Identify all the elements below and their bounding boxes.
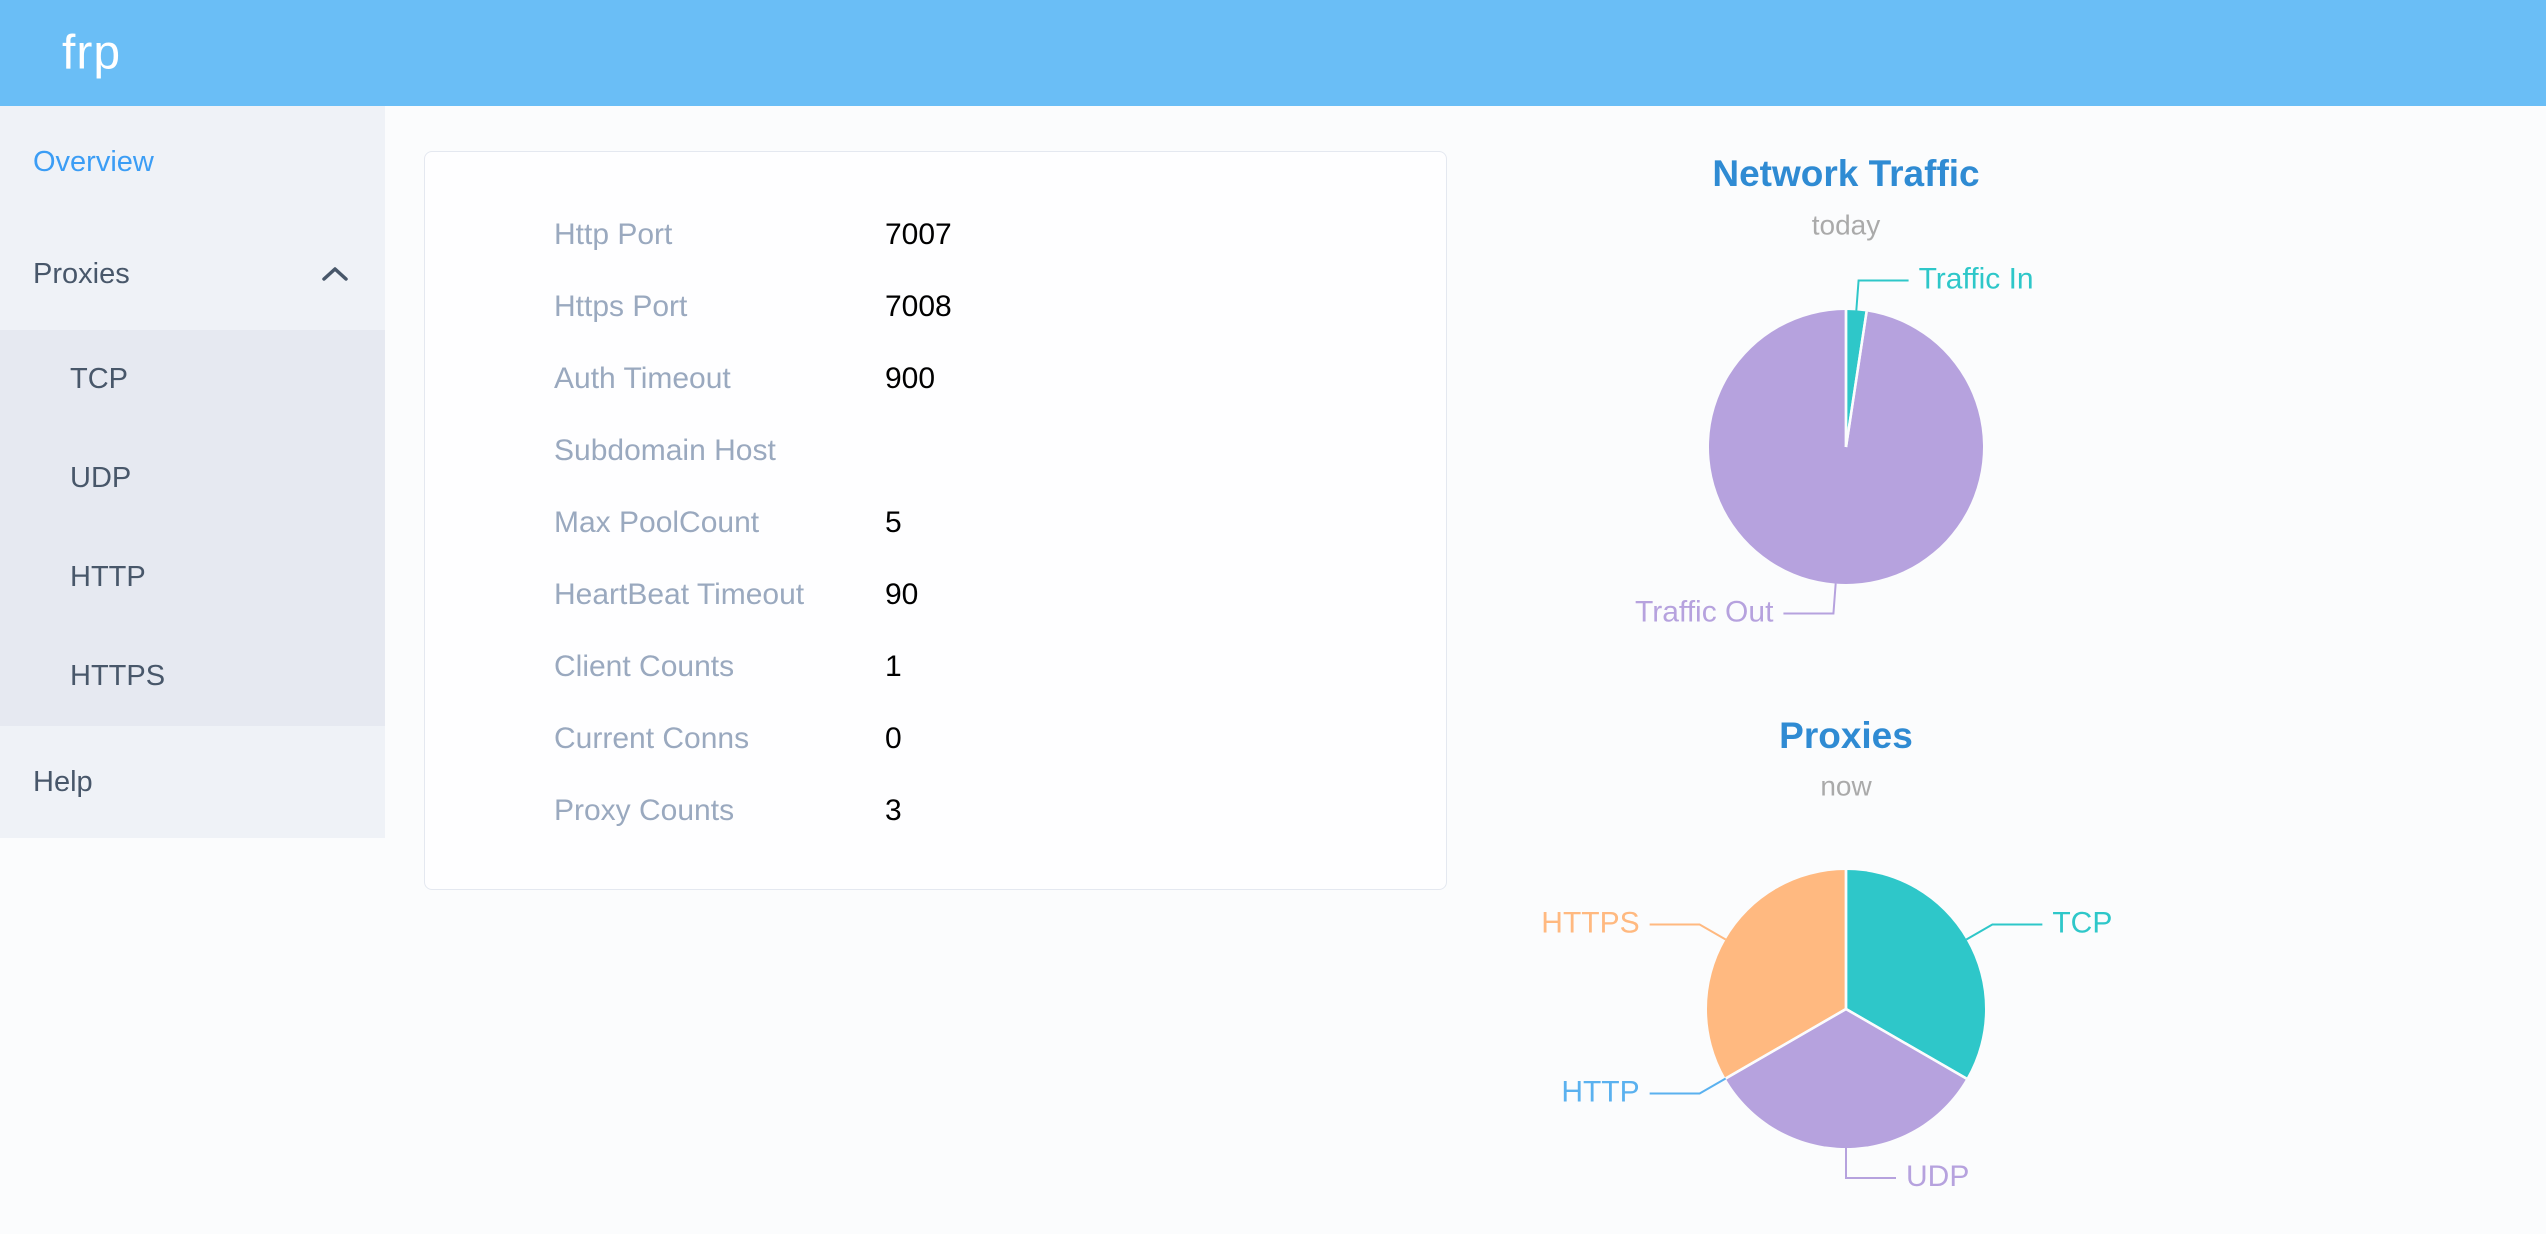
table-row: HeartBeat Timeout 90 bbox=[425, 559, 1446, 631]
pie-label-line bbox=[1649, 923, 1727, 941]
sidebar-item-help[interactable]: Help bbox=[0, 726, 385, 838]
sidebar-item-label: Help bbox=[33, 765, 93, 798]
table-row-value: 0 bbox=[885, 722, 902, 755]
pie-label-https: HTTPS bbox=[1541, 906, 1639, 939]
sidebar-item-label: Overview bbox=[33, 145, 154, 178]
table-row-value: 7008 bbox=[885, 290, 952, 323]
pie-slice-udp[interactable] bbox=[1725, 1009, 1967, 1148]
table-row-label: Max PoolCount bbox=[554, 506, 760, 539]
sidebar-item-http[interactable]: HTTP bbox=[0, 528, 385, 627]
table-row-value: 90 bbox=[885, 578, 919, 611]
pie-label-traffic-out: Traffic Out bbox=[1635, 595, 1774, 628]
table-row-value: 7007 bbox=[885, 218, 952, 251]
server-info-table: Http Port 7007 Https Port 7008 Auth Timeout 9… bbox=[425, 199, 1446, 847]
pie-label-line bbox=[1783, 583, 1837, 615]
table-row-label: Current Conns bbox=[554, 722, 750, 755]
sidebar-item-label: UDP bbox=[70, 462, 132, 494]
table-row-value: 1 bbox=[885, 650, 902, 683]
table-row-label: Auth Timeout bbox=[554, 362, 731, 395]
pie-slice-divider bbox=[1844, 311, 1868, 448]
sidebar: Overview Proxies TCP UDP HTTP HTTPS Help bbox=[0, 106, 385, 838]
app-logo: frp bbox=[62, 26, 122, 80]
submenu-proxies: TCP UDP HTTP HTTPS bbox=[0, 330, 385, 726]
sidebar-item-label: TCP bbox=[70, 363, 128, 395]
pie-slice-https[interactable] bbox=[1707, 870, 1846, 1079]
sidebar-item-label: Proxies bbox=[33, 257, 130, 290]
table-row: Subdomain Host bbox=[425, 415, 1446, 487]
table-row: Https Port 7008 bbox=[425, 271, 1446, 343]
pie-label-line bbox=[1855, 279, 1909, 311]
chart-title: Network Traffic bbox=[1712, 153, 1979, 194]
pie-slice-divider bbox=[1724, 1007, 1847, 1080]
pie-slice-tcp[interactable] bbox=[1846, 870, 1985, 1079]
sidebar-item-label: HTTPS bbox=[70, 660, 166, 692]
table-row-value: 3 bbox=[885, 794, 902, 827]
table-row: Current Conns 0 bbox=[425, 703, 1446, 775]
pie-label-line bbox=[1965, 923, 2043, 941]
sidebar-item-udp[interactable]: UDP bbox=[0, 429, 385, 528]
table-row-label: Subdomain Host bbox=[554, 434, 776, 467]
sidebar-item-overview[interactable]: Overview bbox=[0, 106, 385, 218]
table-row: Auth Timeout 900 bbox=[425, 343, 1446, 415]
table-row: Max PoolCount 5 bbox=[425, 487, 1446, 559]
table-row: Http Port 7007 bbox=[425, 199, 1446, 271]
pie-label-http: HTTP bbox=[1561, 1075, 1639, 1108]
table-row-label: Http Port bbox=[554, 218, 673, 251]
chart-subtitle: now bbox=[1820, 770, 1872, 801]
sidebar-item-label: HTTP bbox=[70, 561, 146, 593]
table-row-value: 5 bbox=[885, 506, 902, 539]
chart-title: Proxies bbox=[1779, 715, 1913, 756]
sidebar-item-proxies[interactable]: Proxies bbox=[0, 218, 385, 330]
pie-label-traffic-in: Traffic In bbox=[1919, 262, 2034, 295]
network-traffic-chart: Network Traffic today Traffic In Traffic Ou… bbox=[1635, 153, 2034, 629]
pie-slice-divider bbox=[1845, 1007, 1968, 1080]
table-row-label: HeartBeat Timeout bbox=[554, 578, 805, 611]
table-row-value: 900 bbox=[885, 362, 936, 395]
app-header: frp bbox=[0, 0, 2546, 106]
chart-subtitle: today bbox=[1812, 209, 1881, 240]
sidebar-item-tcp[interactable]: TCP bbox=[0, 330, 385, 429]
pie-label-udp: UDP bbox=[1906, 1160, 1969, 1193]
table-row-label: Client Counts bbox=[554, 650, 735, 683]
pie-label-line bbox=[1845, 1148, 1896, 1179]
pie-label-tcp: TCP bbox=[2052, 906, 2112, 939]
chevron-up-icon bbox=[322, 267, 348, 281]
table-row-label: Https Port bbox=[554, 290, 688, 323]
server-info-card: Http Port 7007 Https Port 7008 Auth Timeout 9… bbox=[424, 151, 1447, 890]
table-row-label: Proxy Counts bbox=[554, 794, 735, 827]
table-row: Client Counts 1 bbox=[425, 631, 1446, 703]
table-row: Proxy Counts 3 bbox=[425, 775, 1446, 847]
proxies-chart: Proxies now TCP UDP HTTP HTTPS bbox=[1541, 715, 2112, 1193]
sidebar-item-https[interactable]: HTTPS bbox=[0, 627, 385, 726]
pie-label-line bbox=[1649, 1077, 1727, 1095]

* OBJECTIVE *
Convert each line of the records above into a JSON list of strings, one string per line, skipping blank lines and omitting the picture.

* COMPLETED TASK *
[
  "Identify all the elements below and their bounding boxes.",
  "table-row: HeartBeat Timeout 90 bbox=[425, 559, 1446, 631]",
  "pie-label-line bbox=[1649, 923, 1727, 941]",
  "sidebar-item-help[interactable]: Help bbox=[0, 726, 385, 838]",
  "sidebar-item-label: Help bbox=[33, 765, 93, 798]",
  "table-row-value: 0 bbox=[885, 722, 902, 755]",
  "pie-label-https: HTTPS bbox=[1541, 906, 1639, 939]",
  "sidebar-item-label: Overview bbox=[33, 145, 154, 178]",
  "table-row-value: 7008 bbox=[885, 290, 952, 323]",
  "pie-slice-udp[interactable] bbox=[1725, 1009, 1967, 1148]",
  "table-row-label: Max PoolCount bbox=[554, 506, 760, 539]",
  "sidebar-item-http[interactable]: HTTP bbox=[0, 528, 385, 627]",
  "table-row-value: 90 bbox=[885, 578, 919, 611]",
  "pie-label-traffic-out: Traffic Out bbox=[1635, 595, 1774, 628]",
  "table-row-value: 7007 bbox=[885, 218, 952, 251]",
  "server-info-table: Http Port 7007 Https Port 7008 Auth Timeout 9… bbox=[425, 199, 1446, 847]",
  "pie-label-line bbox=[1783, 583, 1837, 615]",
  "table-row-label: Current Conns bbox=[554, 722, 750, 755]",
  "sidebar-item-label: UDP bbox=[70, 462, 132, 494]",
  "table-row-value: 1 bbox=[885, 650, 902, 683]",
  "table-row-label: Auth Timeout bbox=[554, 362, 731, 395]",
  "pie-slice-divider bbox=[1844, 311, 1868, 448]",
  "sidebar: Overview Proxies TCP UDP HTTP HTTPS Help bbox=[0, 106, 385, 838]",
  "app-logo: frp bbox=[62, 26, 122, 80]",
  "submenu-proxies: TCP UDP HTTP HTTPS bbox=[0, 330, 385, 726]",
  "sidebar-item-label: TCP bbox=[70, 363, 128, 395]",
  "pie-slice-https[interactable] bbox=[1707, 870, 1846, 1079]",
  "sidebar-item-label: Proxies bbox=[33, 257, 130, 290]",
  "table-row: Subdomain Host bbox=[425, 415, 1446, 487]",
  "table-row: Https Port 7008 bbox=[425, 271, 1446, 343]",
  "pie-label-line bbox=[1855, 279, 1909, 311]",
  "chart-title: Network Traffic bbox=[1712, 153, 1979, 194]",
  "pie-slice-divider bbox=[1724, 1007, 1847, 1080]",
  "pie-slice-tcp[interactable] bbox=[1846, 870, 1985, 1079]",
  "sidebar-item-label: HTTPS bbox=[70, 660, 166, 692]",
  "table-row-value: 3 bbox=[885, 794, 902, 827]",
  "table-row: Current Conns 0 bbox=[425, 703, 1446, 775]",
  "pie-label-line bbox=[1965, 923, 2043, 941]",
  "sidebar-item-udp[interactable]: UDP bbox=[0, 429, 385, 528]",
  "table-row-label: Subdomain Host bbox=[554, 434, 776, 467]",
  "sidebar-item-overview[interactable]: Overview bbox=[0, 106, 385, 218]",
  "table-row: Auth Timeout 900 bbox=[425, 343, 1446, 415]",
  "table-row: Max PoolCount 5 bbox=[425, 487, 1446, 559]",
  "table-row: Http Port 7007 bbox=[425, 199, 1446, 271]",
  "pie-label-http: HTTP bbox=[1561, 1075, 1639, 1108]",
  "table-row-label: Http Port bbox=[554, 218, 673, 251]",
  "chart-subtitle: now bbox=[1820, 770, 1872, 801]",
  "sidebar-item-label: HTTP bbox=[70, 561, 146, 593]",
  "table-row-value: 5 bbox=[885, 506, 902, 539]",
  "chart-title: Proxies bbox=[1779, 715, 1913, 756]",
  "sidebar-item-proxies[interactable]: Proxies bbox=[0, 218, 385, 330]",
  "pie-label-traffic-in: Traffic In bbox=[1919, 262, 2034, 295]",
  "network-traffic-chart: Network Traffic today Traffic In Traffic Ou… bbox=[1635, 153, 2034, 629]",
  "pie-slice-divider bbox=[1845, 1007, 1968, 1080]",
  "table-row-label: HeartBeat Timeout bbox=[554, 578, 805, 611]",
  "table-row-value: 900 bbox=[885, 362, 936, 395]",
  "app-header: frp bbox=[0, 0, 2546, 106]",
  "chart-subtitle: today bbox=[1812, 209, 1881, 240]",
  "sidebar-item-tcp[interactable]: TCP bbox=[0, 330, 385, 429]",
  "pie-label-udp: UDP bbox=[1906, 1160, 1969, 1193]",
  "table-row-label: Client Counts bbox=[554, 650, 735, 683]",
  "pie-label-line bbox=[1845, 1148, 1896, 1179]",
  "pie-label-tcp: TCP bbox=[2052, 906, 2112, 939]",
  "chevron-up-icon bbox=[322, 267, 348, 281]",
  "table-row-label: Https Port bbox=[554, 290, 688, 323]",
  "server-info-card: Http Port 7007 Https Port 7008 Auth Timeout 9… bbox=[424, 151, 1447, 890]",
  "table-row-label: Proxy Counts bbox=[554, 794, 735, 827]",
  "table-row: Client Counts 1 bbox=[425, 631, 1446, 703]",
  "table-row: Proxy Counts 3 bbox=[425, 775, 1446, 847]",
  "proxies-chart: Proxies now TCP UDP HTTP HTTPS bbox=[1541, 715, 2112, 1193]",
  "sidebar-item-https[interactable]: HTTPS bbox=[0, 627, 385, 726]",
  "pie-label-line bbox=[1649, 1077, 1727, 1095]"
]